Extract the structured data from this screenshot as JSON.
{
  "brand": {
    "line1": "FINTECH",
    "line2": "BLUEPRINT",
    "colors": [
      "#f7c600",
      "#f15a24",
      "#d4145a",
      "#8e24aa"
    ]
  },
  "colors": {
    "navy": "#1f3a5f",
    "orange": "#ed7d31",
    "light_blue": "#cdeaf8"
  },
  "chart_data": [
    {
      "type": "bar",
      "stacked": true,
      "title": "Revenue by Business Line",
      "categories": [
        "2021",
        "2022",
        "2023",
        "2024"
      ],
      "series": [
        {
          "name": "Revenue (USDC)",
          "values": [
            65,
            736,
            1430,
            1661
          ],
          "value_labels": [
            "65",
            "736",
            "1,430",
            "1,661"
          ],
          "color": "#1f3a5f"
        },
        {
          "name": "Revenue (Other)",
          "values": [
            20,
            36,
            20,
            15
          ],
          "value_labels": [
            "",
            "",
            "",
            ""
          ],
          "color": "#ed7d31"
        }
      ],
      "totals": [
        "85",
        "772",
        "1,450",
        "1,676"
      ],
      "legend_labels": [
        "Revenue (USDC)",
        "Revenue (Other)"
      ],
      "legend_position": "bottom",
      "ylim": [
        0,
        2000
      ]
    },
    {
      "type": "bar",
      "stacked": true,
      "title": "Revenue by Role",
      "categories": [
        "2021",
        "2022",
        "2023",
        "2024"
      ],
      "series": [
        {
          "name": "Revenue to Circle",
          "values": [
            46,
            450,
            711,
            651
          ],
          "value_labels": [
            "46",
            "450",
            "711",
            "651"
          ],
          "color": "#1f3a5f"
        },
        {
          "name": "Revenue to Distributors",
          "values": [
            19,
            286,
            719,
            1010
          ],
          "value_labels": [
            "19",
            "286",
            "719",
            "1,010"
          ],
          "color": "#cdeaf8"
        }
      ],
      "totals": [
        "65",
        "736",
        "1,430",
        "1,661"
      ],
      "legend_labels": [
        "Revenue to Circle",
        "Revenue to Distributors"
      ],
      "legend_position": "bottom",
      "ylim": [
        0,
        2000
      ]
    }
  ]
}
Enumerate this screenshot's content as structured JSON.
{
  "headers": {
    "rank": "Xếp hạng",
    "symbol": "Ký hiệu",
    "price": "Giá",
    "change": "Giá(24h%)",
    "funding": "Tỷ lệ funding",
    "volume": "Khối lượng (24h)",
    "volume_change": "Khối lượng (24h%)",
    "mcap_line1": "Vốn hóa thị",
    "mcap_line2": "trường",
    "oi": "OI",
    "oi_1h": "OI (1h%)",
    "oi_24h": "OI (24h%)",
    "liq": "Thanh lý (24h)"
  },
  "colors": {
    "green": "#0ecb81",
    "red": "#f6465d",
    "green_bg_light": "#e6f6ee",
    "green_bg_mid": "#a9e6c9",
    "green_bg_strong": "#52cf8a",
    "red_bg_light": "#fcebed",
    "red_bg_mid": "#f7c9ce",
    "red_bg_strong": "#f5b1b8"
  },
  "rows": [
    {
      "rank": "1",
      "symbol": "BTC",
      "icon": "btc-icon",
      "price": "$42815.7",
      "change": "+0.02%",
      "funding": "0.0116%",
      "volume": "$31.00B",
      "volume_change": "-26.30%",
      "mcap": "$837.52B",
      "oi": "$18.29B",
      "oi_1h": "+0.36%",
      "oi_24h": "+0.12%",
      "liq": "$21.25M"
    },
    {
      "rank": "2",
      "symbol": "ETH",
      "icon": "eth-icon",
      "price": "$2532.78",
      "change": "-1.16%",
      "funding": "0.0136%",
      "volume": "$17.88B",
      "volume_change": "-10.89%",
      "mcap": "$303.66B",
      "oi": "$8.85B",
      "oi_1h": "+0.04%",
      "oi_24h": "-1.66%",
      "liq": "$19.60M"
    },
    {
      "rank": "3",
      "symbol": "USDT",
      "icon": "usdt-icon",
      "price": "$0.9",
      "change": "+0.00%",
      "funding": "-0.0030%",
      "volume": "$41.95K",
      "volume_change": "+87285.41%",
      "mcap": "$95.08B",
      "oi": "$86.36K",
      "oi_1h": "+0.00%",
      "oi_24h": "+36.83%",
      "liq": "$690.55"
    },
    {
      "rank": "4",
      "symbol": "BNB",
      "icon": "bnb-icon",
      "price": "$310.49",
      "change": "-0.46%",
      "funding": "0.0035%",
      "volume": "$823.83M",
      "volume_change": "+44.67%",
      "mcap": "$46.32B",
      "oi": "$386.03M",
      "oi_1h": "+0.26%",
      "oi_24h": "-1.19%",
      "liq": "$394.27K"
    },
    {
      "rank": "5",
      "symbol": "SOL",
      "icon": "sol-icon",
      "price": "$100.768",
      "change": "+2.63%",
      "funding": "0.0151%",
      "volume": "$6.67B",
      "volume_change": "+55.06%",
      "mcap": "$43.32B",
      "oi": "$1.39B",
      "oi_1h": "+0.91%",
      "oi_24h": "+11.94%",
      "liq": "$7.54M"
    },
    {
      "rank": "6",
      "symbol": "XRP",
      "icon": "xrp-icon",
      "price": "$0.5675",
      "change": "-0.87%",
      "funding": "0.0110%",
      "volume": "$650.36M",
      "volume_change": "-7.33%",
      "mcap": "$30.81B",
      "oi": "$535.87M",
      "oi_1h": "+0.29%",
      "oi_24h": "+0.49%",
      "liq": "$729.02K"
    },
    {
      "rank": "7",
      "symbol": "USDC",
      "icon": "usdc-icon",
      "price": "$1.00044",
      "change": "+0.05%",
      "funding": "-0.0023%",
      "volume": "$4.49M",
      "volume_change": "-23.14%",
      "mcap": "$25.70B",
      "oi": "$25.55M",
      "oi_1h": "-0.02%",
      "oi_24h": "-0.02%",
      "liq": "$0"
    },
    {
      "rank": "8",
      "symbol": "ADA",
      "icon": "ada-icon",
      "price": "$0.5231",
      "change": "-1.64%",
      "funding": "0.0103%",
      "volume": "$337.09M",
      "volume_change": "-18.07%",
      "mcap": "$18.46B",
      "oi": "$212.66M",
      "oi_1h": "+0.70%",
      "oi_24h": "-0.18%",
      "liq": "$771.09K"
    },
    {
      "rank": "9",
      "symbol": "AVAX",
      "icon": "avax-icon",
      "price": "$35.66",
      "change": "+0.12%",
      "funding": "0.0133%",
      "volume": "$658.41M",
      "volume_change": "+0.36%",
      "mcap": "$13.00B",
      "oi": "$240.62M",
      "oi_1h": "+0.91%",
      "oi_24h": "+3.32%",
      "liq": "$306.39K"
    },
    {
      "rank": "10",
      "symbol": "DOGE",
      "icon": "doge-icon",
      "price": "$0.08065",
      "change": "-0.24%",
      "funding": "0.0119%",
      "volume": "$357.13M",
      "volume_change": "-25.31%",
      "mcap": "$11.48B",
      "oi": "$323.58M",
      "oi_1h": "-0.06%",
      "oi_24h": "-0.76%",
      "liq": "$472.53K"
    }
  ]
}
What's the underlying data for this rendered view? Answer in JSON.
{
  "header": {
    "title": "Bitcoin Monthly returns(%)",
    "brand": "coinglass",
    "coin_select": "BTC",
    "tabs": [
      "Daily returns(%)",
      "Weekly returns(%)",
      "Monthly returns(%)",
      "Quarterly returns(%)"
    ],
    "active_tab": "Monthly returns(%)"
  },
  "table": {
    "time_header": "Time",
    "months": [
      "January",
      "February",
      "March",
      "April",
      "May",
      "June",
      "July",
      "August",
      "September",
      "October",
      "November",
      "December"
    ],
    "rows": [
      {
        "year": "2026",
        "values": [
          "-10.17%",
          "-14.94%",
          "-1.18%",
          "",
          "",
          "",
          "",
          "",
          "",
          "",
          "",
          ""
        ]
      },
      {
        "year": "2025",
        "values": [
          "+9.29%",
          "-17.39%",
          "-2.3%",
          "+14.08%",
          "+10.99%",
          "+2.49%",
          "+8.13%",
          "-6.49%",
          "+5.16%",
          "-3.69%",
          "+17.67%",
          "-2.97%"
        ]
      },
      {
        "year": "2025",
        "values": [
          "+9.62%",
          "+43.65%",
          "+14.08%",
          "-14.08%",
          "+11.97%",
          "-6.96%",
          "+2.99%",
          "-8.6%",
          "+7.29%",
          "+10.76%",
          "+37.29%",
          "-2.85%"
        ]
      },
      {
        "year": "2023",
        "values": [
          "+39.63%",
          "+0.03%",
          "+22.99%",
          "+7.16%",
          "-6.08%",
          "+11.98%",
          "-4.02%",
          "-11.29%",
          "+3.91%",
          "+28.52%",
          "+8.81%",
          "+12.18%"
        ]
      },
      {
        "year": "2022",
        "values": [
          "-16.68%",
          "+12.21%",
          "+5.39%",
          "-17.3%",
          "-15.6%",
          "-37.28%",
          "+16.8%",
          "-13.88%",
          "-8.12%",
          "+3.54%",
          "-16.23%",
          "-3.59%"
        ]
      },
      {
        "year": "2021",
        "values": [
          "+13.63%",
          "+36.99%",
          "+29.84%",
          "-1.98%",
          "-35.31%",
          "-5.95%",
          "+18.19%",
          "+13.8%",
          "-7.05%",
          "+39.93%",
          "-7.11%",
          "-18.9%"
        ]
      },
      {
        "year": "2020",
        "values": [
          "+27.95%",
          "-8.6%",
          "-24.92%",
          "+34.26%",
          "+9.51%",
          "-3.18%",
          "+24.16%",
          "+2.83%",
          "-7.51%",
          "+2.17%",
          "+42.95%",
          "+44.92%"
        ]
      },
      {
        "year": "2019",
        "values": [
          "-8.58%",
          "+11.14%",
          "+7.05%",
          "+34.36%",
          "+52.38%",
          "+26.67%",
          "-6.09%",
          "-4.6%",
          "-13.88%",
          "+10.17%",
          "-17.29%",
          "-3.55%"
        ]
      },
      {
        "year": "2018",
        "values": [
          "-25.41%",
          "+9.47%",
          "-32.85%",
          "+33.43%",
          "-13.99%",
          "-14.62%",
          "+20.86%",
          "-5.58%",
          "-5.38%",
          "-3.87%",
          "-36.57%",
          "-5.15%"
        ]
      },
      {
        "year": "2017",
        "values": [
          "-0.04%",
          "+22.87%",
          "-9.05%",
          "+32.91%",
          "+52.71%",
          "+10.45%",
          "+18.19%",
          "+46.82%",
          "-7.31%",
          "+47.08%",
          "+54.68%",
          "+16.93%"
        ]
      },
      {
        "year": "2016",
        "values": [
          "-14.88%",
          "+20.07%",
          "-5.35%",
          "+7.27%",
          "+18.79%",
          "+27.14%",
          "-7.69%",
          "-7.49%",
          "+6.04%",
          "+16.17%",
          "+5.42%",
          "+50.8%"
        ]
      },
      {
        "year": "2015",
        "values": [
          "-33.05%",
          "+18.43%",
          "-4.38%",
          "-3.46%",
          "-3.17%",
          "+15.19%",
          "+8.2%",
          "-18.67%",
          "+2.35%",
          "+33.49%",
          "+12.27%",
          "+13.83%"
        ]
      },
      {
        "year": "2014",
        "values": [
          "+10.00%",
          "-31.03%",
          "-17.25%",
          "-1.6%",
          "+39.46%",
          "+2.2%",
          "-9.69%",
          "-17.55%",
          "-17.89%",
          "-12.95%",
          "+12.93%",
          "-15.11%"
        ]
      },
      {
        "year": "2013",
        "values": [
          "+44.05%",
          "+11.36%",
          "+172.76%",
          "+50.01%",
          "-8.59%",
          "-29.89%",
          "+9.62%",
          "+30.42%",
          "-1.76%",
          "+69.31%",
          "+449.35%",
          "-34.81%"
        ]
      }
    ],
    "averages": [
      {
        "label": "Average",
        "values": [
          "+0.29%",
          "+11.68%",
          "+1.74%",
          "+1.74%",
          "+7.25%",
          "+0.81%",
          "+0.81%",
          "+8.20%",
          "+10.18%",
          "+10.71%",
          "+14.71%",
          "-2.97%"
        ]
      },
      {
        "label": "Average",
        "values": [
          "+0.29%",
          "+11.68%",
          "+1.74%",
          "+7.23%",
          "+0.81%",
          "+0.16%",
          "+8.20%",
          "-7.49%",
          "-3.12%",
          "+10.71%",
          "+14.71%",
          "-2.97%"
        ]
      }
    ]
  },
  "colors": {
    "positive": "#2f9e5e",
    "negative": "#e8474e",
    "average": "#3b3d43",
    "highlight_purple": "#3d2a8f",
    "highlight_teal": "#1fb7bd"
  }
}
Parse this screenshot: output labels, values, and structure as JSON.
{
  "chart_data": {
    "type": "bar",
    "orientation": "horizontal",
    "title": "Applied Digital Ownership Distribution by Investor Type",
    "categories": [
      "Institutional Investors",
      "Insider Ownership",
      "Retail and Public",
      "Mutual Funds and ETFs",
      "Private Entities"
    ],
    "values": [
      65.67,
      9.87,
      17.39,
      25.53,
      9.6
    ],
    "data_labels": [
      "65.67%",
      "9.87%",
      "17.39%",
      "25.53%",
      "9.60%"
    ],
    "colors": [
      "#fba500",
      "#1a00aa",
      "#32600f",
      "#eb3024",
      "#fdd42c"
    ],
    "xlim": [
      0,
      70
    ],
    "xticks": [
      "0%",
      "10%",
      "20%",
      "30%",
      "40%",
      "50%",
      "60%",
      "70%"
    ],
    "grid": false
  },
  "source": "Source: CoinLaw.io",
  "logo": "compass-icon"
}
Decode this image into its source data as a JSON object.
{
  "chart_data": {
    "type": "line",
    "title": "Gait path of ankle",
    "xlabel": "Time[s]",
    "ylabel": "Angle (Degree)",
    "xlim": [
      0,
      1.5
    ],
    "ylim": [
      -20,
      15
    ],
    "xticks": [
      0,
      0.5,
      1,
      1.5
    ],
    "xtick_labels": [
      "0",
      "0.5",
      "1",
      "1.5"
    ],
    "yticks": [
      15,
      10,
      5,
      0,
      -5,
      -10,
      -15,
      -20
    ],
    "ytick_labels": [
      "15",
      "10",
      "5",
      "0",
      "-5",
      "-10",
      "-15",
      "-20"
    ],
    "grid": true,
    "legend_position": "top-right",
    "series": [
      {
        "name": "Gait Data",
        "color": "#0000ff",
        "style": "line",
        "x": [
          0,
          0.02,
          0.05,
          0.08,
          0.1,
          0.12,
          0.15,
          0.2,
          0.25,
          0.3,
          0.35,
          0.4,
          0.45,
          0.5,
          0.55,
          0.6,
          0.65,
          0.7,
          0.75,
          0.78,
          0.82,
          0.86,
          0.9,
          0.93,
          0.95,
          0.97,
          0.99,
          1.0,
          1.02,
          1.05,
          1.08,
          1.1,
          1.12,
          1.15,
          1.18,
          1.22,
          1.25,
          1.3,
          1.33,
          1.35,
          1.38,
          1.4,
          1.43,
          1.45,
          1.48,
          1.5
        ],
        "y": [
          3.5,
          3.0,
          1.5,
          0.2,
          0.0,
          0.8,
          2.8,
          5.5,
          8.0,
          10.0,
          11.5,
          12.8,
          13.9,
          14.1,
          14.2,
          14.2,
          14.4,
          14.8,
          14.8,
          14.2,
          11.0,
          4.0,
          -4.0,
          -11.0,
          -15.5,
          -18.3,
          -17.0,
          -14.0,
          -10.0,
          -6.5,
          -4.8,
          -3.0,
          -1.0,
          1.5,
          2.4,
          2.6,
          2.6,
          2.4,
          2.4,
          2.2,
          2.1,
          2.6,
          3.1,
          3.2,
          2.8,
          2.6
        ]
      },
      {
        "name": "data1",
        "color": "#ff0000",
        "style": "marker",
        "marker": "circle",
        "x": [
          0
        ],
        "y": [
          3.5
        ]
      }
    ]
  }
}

........

| Objective |
Copy all lines of the material above where the string "name" occurs.

| Solution |
          "name": "Revenue (USDC)",
          "name": "Revenue (Other)",
          "name": "Revenue to Circle",
          "name": "Revenue to Distributors",
        "name": "Gait Data",
        "name": "data1",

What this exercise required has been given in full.